-- START Dataset records --

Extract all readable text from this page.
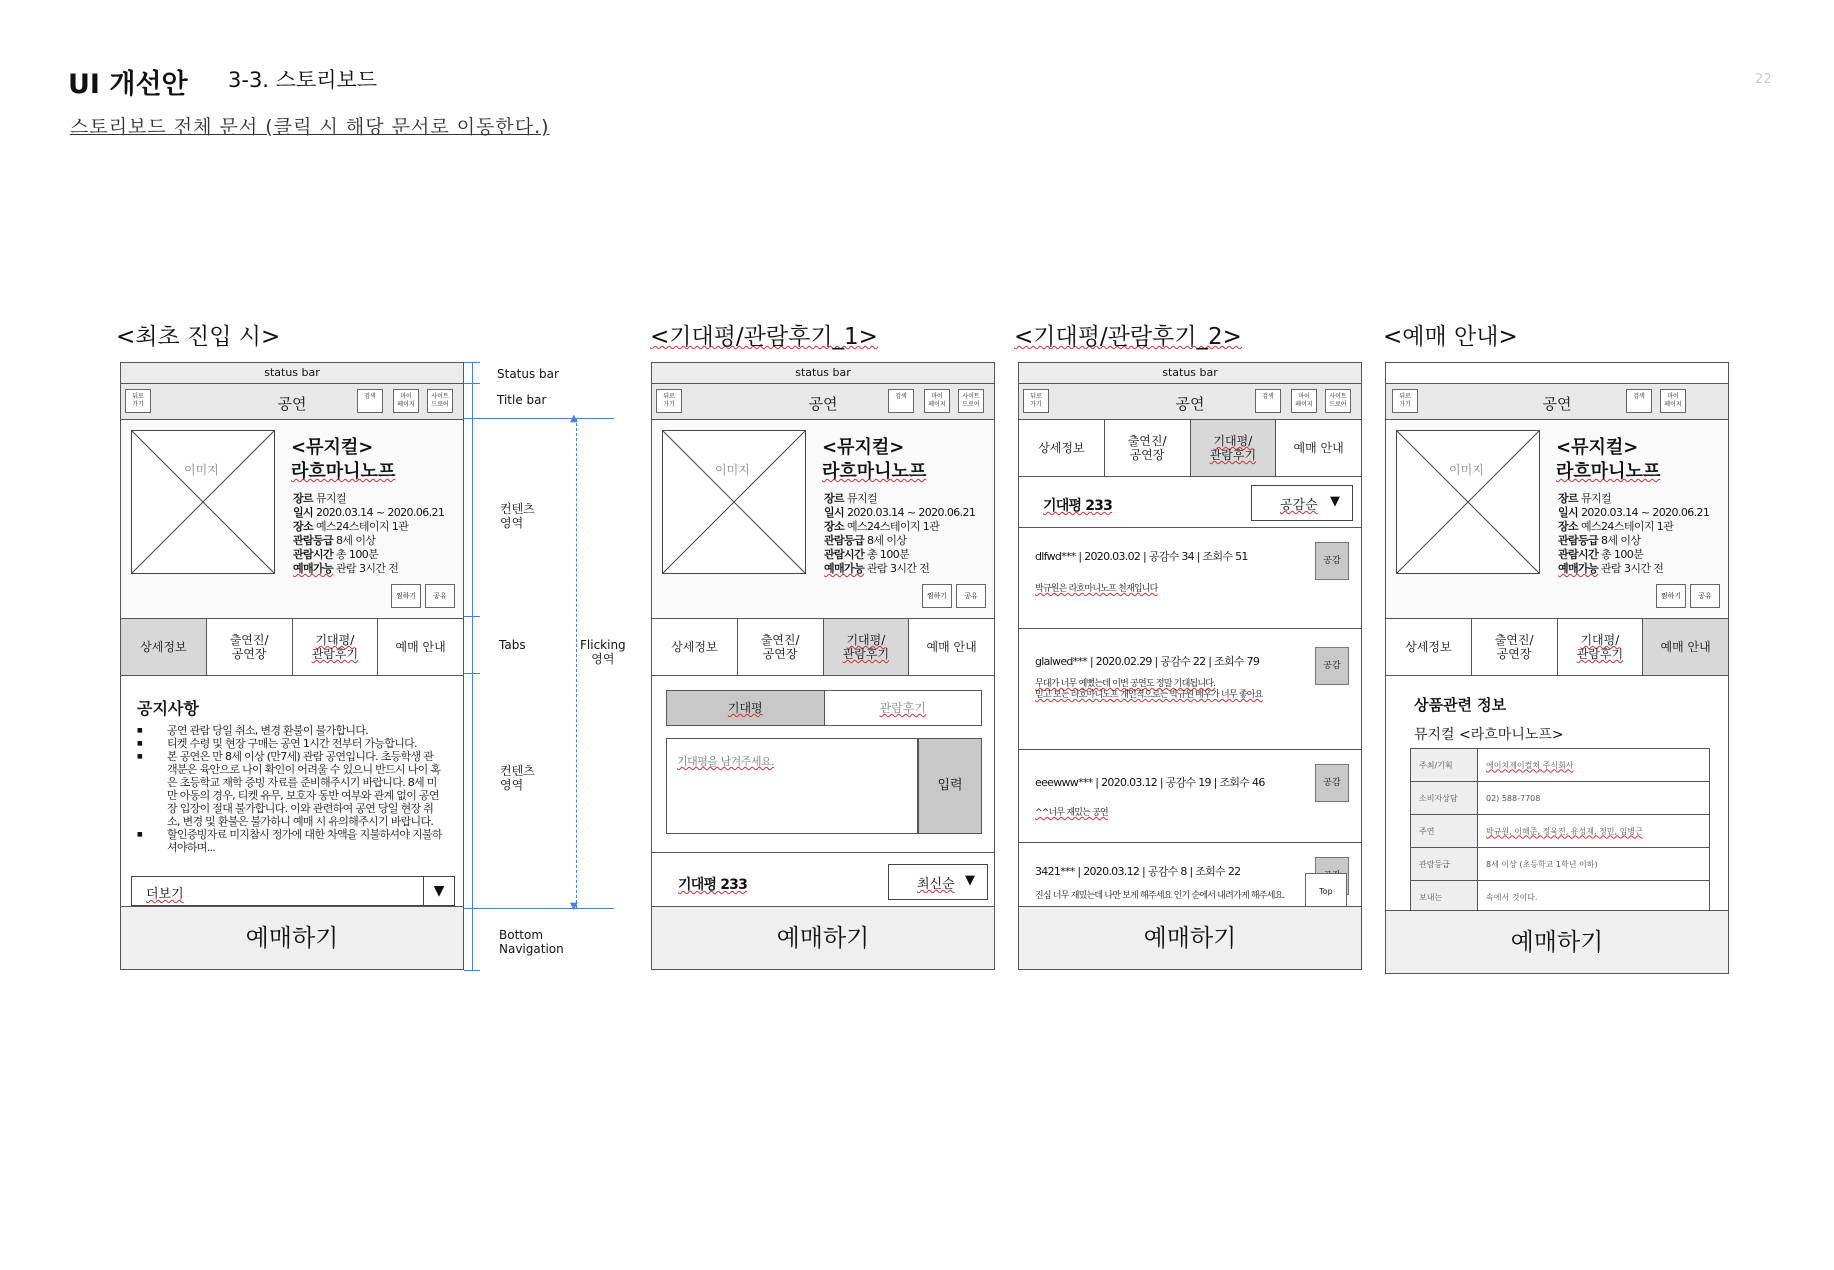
UI 개선안 3-3. 스토리보드	22
스토리보드 전체 문서 (클릭 시 해당 문서로 이동한다.)
<최초 진입 시>	<기대평/관람후기_1>	<기대평/관람후기_2>	<예매 안내>
status bar
뒤로
가기	공연	검색	마이
페이지
사이트
드로어
이미지
<뮤지컬>
라흐마니노프
장르 뮤지컬
일시 2020.03.14 ~ 2020.06.21
장소 예스24스테이지 1관
관람등급 8세 이상
관람시간 총 100분
예매가능 관람 3시간 전
찜하기	공유
상세정보	출연진/
공연장
기대평/
관람후기	예매 안내
공지사항
■ 공연 관람 당일 취소, 변경 환불이 불가합니다.
■ 티켓 수령 및 현장 구매는 공연 1시간 전부터 가능합니다.
■ 본 공연은 만 8세 이상 (만7세) 관람 공연입니다. 초등학생 관객분은 육안으로 나이 확인이 어려울 수 있으니 반드시 나이 혹은 초등학교 재학 증빙 자료를 준비해주시기 바랍니다. 8세 미만 아동의 경우, 티켓 유무, 보호자 동반 여부와 관계 없이 공연장 입장이 절대 불가합니다. 이와 관련하여 공연 당일 현장 취소, 변경 및 환불은 불가하니 예매 시 유의해주시기 바랍니다.
■ 할인증빙자료 미지참시 정가에 대한 차액을 지불하셔야 지불하셔야하며...
더보기	▼
예매하기
▲
▼
Status bar
Title bar
컨텐츠
영역
Tabs	Flicking
영역
컨텐츠
영역
Bottom
Navigation
status bar
뒤로
가기	공연	검색	마이
페이지
사이트
드로어
이미지
<뮤지컬>
라흐마니노프
장르 뮤지컬
일시 2020.03.14 ~ 2020.06.21
장소 예스24스테이지 1관
관람등급 8세 이상
관람시간 총 100분
예매가능 관람 3시간 전
찜하기	공유
상세정보	출연진/
공연장
기대평/
관람후기	예매 안내
기대평	관람후기
기대평을 남겨주세요.
입력
기대평 233	최신순 ▼
예매하기
status bar
뒤로
가기	공연	검색	마이
페이지
사이트
드로어
상세정보	출연진/
공연장
기대평/
관람후기	예매 안내
기대평 233	공감순 ▼
dlfwd*** | 2020.03.02 | 공감수 34 | 조회수 51
박규원은 라흐마니노프 천재입니다
공감
glalwed*** | 2020.02.29 | 공감수 22 | 조회수 79
무대가 너무 예뻤는데 이번 공연도 정말 기대됩니다.
믿고 보는 라흐마니노프 개인적으로는 박규원 배우가 너무 좋아요
공감
eeewww*** | 2020.03.12 | 공감수 19 | 조회수 46
^^너무 재밌는 공연
공감
3421*** | 2020.03.12 | 공감수 8 | 조회수 22
진심 너무 재밌는데 나만 보게 해주세요 인기 순에서 내려가게 해주세요.	Top
예매하기
뒤로
가기	공연	검색	마이
페이지
이미지
<뮤지컬>
라흐마니노프
장르 뮤지컬
일시 2020.03.14 ~ 2020.06.21
장소 예스24스테이지 1관
관람등급 8세 이상
관람시간 총 100분
예매가능 관람 3시간 전
찜하기	공유
상세정보	출연진/
공연장
기대평/
관람후기	예매 안내
상품관련 정보
뮤지컬 <라흐마니노프>
주최/기획	에이치제이컬쳐 주식회사
소비자상담	02) 588-7708
주연	박규원, 이해준, 정욱진, 유성재, 정민, 임병근
관람등급	8세 이상 (초등학교 1학년 이하)
보내는	속에서 것이다.
예매하기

-- END Dataset records --

> What you will do
Exclude the pictures and repeat every other part of the records word for word.

> Answer in full
Extract all readable text from this page.
UI 개선안 3-3. 스토리보드	22
스토리보드 전체 문서 (클릭 시 해당 문서로 이동한다.)
<최초 진입 시>	<기대평/관람후기_1>	<기대평/관람후기_2>	<예매 안내>
status bar
뒤로
가기	공연	검색	마이
페이지
사이트
드로어
이미지
<뮤지컬>
라흐마니노프
장르 뮤지컬
일시 2020.03.14 ~ 2020.06.21
장소 예스24스테이지 1관
관람등급 8세 이상
관람시간 총 100분
예매가능 관람 3시간 전
찜하기	공유
상세정보	출연진/
공연장
기대평/
관람후기	예매 안내
공지사항
■ 공연 관람 당일 취소, 변경 환불이 불가합니다.
■ 티켓 수령 및 현장 구매는 공연 1시간 전부터 가능합니다.
■ 본 공연은 만 8세 이상 (만7세) 관람 공연입니다. 초등학생 관객분은 육안으로 나이 확인이 어려울 수 있으니 반드시 나이 혹은 초등학교 재학 증빙 자료를 준비해주시기 바랍니다. 8세 미만 아동의 경우, 티켓 유무, 보호자 동반 여부와 관계 없이 공연장 입장이 절대 불가합니다. 이와 관련하여 공연 당일 현장 취소, 변경 및 환불은 불가하니 예매 시 유의해주시기 바랍니다.
■ 할인증빙자료 미지참시 정가에 대한 차액을 지불하셔야 지불하셔야하며...
더보기	▼
예매하기
▲
▼
Status bar
Title bar
컨텐츠
영역
Tabs	Flicking
영역
컨텐츠
영역
Bottom
Navigation
status bar
뒤로
가기	공연	검색	마이
페이지
사이트
드로어
이미지
<뮤지컬>
라흐마니노프
장르 뮤지컬
일시 2020.03.14 ~ 2020.06.21
장소 예스24스테이지 1관
관람등급 8세 이상
관람시간 총 100분
예매가능 관람 3시간 전
찜하기	공유
상세정보	출연진/
공연장
기대평/
관람후기	예매 안내
기대평	관람후기
기대평을 남겨주세요.
입력
기대평 233	최신순 ▼
예매하기
status bar
뒤로
가기	공연	검색	마이
페이지
사이트
드로어
상세정보	출연진/
공연장
기대평/
관람후기	예매 안내
기대평 233	공감순 ▼
dlfwd*** | 2020.03.02 | 공감수 34 | 조회수 51
박규원은 라흐마니노프 천재입니다
공감
glalwed*** | 2020.02.29 | 공감수 22 | 조회수 79
무대가 너무 예뻤는데 이번 공연도 정말 기대됩니다.
믿고 보는 라흐마니노프 개인적으로는 박규원 배우가 너무 좋아요
공감
eeewww*** | 2020.03.12 | 공감수 19 | 조회수 46
^^너무 재밌는 공연
공감
3421*** | 2020.03.12 | 공감수 8 | 조회수 22
진심 너무 재밌는데 나만 보게 해주세요 인기 순에서 내려가게 해주세요.	Top
예매하기
뒤로
가기	공연	검색	마이
페이지
이미지
<뮤지컬>
라흐마니노프
장르 뮤지컬
일시 2020.03.14 ~ 2020.06.21
장소 예스24스테이지 1관
관람등급 8세 이상
관람시간 총 100분
예매가능 관람 3시간 전
찜하기	공유
상세정보	출연진/
공연장
기대평/
관람후기	예매 안내
상품관련 정보
뮤지컬 <라흐마니노프>
주최/기획	에이치제이컬쳐 주식회사
소비자상담	02) 588-7708
주연	박규원, 이해준, 정욱진, 유성재, 정민, 임병근
관람등급	8세 이상 (초등학교 1학년 이하)
보내는	속에서 것이다.
예매하기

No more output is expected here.